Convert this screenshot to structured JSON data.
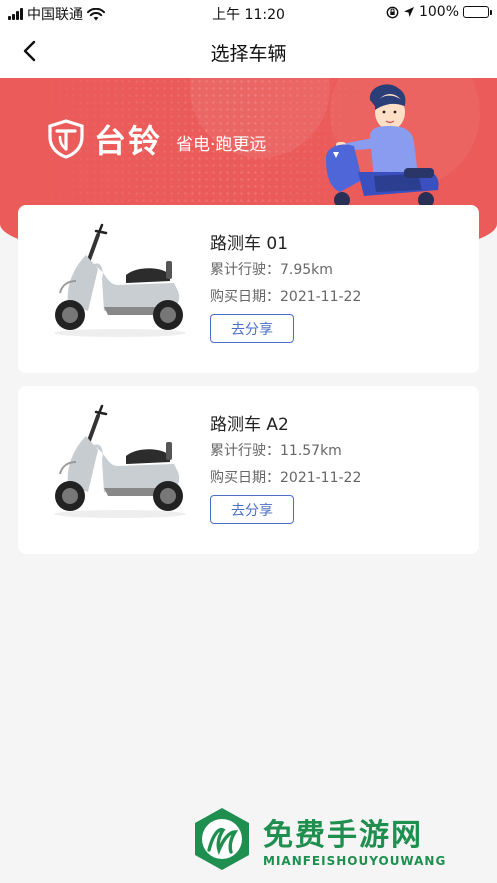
{
  "status_bar": {
    "carrier": "中国联通",
    "time": "上午 11:20",
    "battery": "100%",
    "battery_level": 1.0
  },
  "nav": {
    "title": "选择车辆"
  },
  "banner": {
    "brand": "台铃",
    "slogan": "省电·跑更远"
  },
  "vehicles": [
    {
      "name": "路测车 01",
      "mileage": "累计行驶：7.95km",
      "purchase_date": "购买日期：2021-11-22",
      "share_label": "去分享"
    },
    {
      "name": "路测车 A2",
      "mileage": "累计行驶：11.57km",
      "purchase_date": "购买日期：2021-11-22",
      "share_label": "去分享"
    }
  ],
  "watermark": {
    "title": "免费手游网",
    "subtitle": "MIANFEISHOUYOUWANG"
  },
  "colors": {
    "banner": "#ea5b59",
    "accent": "#4a6fc4",
    "watermark": "#1e8f4f"
  }
}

____

## WHAT IS REQUIRED
Every entry above needs to be retyped exactly; drop the pictures.

## EXERCISE OUTPUT
Convert this screenshot to structured JSON data.
{
  "status_bar": {
    "carrier": "中国联通",
    "time": "上午 11:20",
    "battery": "100%",
    "battery_level": 1.0
  },
  "nav": {
    "title": "选择车辆"
  },
  "banner": {
    "brand": "台铃",
    "slogan": "省电·跑更远"
  },
  "vehicles": [
    {
      "name": "路测车 01",
      "mileage": "累计行驶：7.95km",
      "purchase_date": "购买日期：2021-11-22",
      "share_label": "去分享"
    },
    {
      "name": "路测车 A2",
      "mileage": "累计行驶：11.57km",
      "purchase_date": "购买日期：2021-11-22",
      "share_label": "去分享"
    }
  ],
  "watermark": {
    "title": "免费手游网",
    "subtitle": "MIANFEISHOUYOUWANG"
  },
  "colors": {
    "banner": "#ea5b59",
    "accent": "#4a6fc4",
    "watermark": "#1e8f4f"
  }
}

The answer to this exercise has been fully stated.